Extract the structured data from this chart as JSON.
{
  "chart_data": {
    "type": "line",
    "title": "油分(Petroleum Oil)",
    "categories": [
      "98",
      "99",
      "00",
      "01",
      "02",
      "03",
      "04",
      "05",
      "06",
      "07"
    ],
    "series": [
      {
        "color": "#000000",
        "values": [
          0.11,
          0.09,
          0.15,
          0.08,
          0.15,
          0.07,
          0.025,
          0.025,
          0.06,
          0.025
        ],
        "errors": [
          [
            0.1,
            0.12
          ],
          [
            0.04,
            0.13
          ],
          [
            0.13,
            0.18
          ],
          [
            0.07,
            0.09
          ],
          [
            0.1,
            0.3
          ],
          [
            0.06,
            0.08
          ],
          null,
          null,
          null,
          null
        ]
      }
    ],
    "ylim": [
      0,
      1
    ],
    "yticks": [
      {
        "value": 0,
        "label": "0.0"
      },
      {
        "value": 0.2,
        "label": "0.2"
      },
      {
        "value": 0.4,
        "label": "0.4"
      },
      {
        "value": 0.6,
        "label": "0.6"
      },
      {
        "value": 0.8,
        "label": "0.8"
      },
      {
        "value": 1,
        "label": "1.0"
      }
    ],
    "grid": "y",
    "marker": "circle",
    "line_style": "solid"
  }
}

---------------

__WHAT YOU NEED TO DO__
Repeat every entry exactly as written above.

__OUTPUT__
Extract the structured data from this chart as JSON.
{
  "chart_data": {
    "type": "line",
    "title": "油分(Petroleum Oil)",
    "categories": [
      "98",
      "99",
      "00",
      "01",
      "02",
      "03",
      "04",
      "05",
      "06",
      "07"
    ],
    "series": [
      {
        "color": "#000000",
        "values": [
          0.11,
          0.09,
          0.15,
          0.08,
          0.15,
          0.07,
          0.025,
          0.025,
          0.06,
          0.025
        ],
        "errors": [
          [
            0.1,
            0.12
          ],
          [
            0.04,
            0.13
          ],
          [
            0.13,
            0.18
          ],
          [
            0.07,
            0.09
          ],
          [
            0.1,
            0.3
          ],
          [
            0.06,
            0.08
          ],
          null,
          null,
          null,
          null
        ]
      }
    ],
    "ylim": [
      0,
      1
    ],
    "yticks": [
      {
        "value": 0,
        "label": "0.0"
      },
      {
        "value": 0.2,
        "label": "0.2"
      },
      {
        "value": 0.4,
        "label": "0.4"
      },
      {
        "value": 0.6,
        "label": "0.6"
      },
      {
        "value": 0.8,
        "label": "0.8"
      },
      {
        "value": 1,
        "label": "1.0"
      }
    ],
    "grid": "y",
    "marker": "circle",
    "line_style": "solid"
  }
}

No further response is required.